**Goal**
Repeat the material exactly, every line of it.

(Extracts from a graphics dataset)
— start —

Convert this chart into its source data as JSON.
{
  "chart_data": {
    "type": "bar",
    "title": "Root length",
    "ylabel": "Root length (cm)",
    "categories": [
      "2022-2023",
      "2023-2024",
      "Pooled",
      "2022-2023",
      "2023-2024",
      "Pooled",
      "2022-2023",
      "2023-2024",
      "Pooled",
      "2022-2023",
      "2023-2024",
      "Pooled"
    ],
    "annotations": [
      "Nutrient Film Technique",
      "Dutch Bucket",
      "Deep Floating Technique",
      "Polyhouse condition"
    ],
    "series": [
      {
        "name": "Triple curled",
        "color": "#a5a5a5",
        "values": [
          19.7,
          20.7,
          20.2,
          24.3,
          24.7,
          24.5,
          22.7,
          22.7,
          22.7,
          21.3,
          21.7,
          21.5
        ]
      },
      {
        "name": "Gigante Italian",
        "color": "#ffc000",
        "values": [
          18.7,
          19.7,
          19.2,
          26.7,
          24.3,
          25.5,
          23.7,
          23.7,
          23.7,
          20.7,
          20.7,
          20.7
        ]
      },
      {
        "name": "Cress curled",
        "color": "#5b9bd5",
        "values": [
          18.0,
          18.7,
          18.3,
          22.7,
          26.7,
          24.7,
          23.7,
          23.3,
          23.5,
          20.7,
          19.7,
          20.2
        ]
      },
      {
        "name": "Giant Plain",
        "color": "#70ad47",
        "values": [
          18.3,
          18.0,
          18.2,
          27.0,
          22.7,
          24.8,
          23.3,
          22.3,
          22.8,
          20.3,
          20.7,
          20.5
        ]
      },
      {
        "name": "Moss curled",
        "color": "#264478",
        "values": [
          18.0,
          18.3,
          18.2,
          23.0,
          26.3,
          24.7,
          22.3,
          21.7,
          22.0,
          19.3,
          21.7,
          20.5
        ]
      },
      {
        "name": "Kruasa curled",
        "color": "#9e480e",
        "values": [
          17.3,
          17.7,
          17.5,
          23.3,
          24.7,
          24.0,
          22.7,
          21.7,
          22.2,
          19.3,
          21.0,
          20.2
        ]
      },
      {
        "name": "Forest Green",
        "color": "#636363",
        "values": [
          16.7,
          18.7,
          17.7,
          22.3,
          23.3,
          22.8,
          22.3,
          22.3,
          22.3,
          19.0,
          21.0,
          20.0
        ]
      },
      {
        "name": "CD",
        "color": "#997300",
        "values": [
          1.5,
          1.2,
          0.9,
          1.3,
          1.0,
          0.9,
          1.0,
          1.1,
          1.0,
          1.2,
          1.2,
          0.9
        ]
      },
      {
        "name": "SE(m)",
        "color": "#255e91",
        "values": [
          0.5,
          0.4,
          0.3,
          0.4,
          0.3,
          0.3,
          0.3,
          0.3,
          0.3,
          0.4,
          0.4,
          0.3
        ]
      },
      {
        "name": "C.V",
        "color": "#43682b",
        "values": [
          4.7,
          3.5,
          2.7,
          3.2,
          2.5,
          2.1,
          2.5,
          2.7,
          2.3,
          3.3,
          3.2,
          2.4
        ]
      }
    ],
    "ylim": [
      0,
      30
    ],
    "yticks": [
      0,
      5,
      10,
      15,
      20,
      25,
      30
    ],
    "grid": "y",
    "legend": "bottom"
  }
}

— end —

**Exercise result**
Convert this chart into its source data as JSON.
{
  "chart_data": {
    "type": "bar",
    "title": "Root length",
    "ylabel": "Root length (cm)",
    "categories": [
      "2022-2023",
      "2023-2024",
      "Pooled",
      "2022-2023",
      "2023-2024",
      "Pooled",
      "2022-2023",
      "2023-2024",
      "Pooled",
      "2022-2023",
      "2023-2024",
      "Pooled"
    ],
    "annotations": [
      "Nutrient Film Technique",
      "Dutch Bucket",
      "Deep Floating Technique",
      "Polyhouse condition"
    ],
    "series": [
      {
        "name": "Triple curled",
        "color": "#a5a5a5",
        "values": [
          19.7,
          20.7,
          20.2,
          24.3,
          24.7,
          24.5,
          22.7,
          22.7,
          22.7,
          21.3,
          21.7,
          21.5
        ]
      },
      {
        "name": "Gigante Italian",
        "color": "#ffc000",
        "values": [
          18.7,
          19.7,
          19.2,
          26.7,
          24.3,
          25.5,
          23.7,
          23.7,
          23.7,
          20.7,
          20.7,
          20.7
        ]
      },
      {
        "name": "Cress curled",
        "color": "#5b9bd5",
        "values": [
          18.0,
          18.7,
          18.3,
          22.7,
          26.7,
          24.7,
          23.7,
          23.3,
          23.5,
          20.7,
          19.7,
          20.2
        ]
      },
      {
        "name": "Giant Plain",
        "color": "#70ad47",
        "values": [
          18.3,
          18.0,
          18.2,
          27.0,
          22.7,
          24.8,
          23.3,
          22.3,
          22.8,
          20.3,
          20.7,
          20.5
        ]
      },
      {
        "name": "Moss curled",
        "color": "#264478",
        "values": [
          18.0,
          18.3,
          18.2,
          23.0,
          26.3,
          24.7,
          22.3,
          21.7,
          22.0,
          19.3,
          21.7,
          20.5
        ]
      },
      {
        "name": "Kruasa curled",
        "color": "#9e480e",
        "values": [
          17.3,
          17.7,
          17.5,
          23.3,
          24.7,
          24.0,
          22.7,
          21.7,
          22.2,
          19.3,
          21.0,
          20.2
        ]
      },
      {
        "name": "Forest Green",
        "color": "#636363",
        "values": [
          16.7,
          18.7,
          17.7,
          22.3,
          23.3,
          22.8,
          22.3,
          22.3,
          22.3,
          19.0,
          21.0,
          20.0
        ]
      },
      {
        "name": "CD",
        "color": "#997300",
        "values": [
          1.5,
          1.2,
          0.9,
          1.3,
          1.0,
          0.9,
          1.0,
          1.1,
          1.0,
          1.2,
          1.2,
          0.9
        ]
      },
      {
        "name": "SE(m)",
        "color": "#255e91",
        "values": [
          0.5,
          0.4,
          0.3,
          0.4,
          0.3,
          0.3,
          0.3,
          0.3,
          0.3,
          0.4,
          0.4,
          0.3
        ]
      },
      {
        "name": "C.V",
        "color": "#43682b",
        "values": [
          4.7,
          3.5,
          2.7,
          3.2,
          2.5,
          2.1,
          2.5,
          2.7,
          2.3,
          3.3,
          3.2,
          2.4
        ]
      }
    ],
    "ylim": [
      0,
      30
    ],
    "yticks": [
      0,
      5,
      10,
      15,
      20,
      25,
      30
    ],
    "grid": "y",
    "legend": "bottom"
  }
}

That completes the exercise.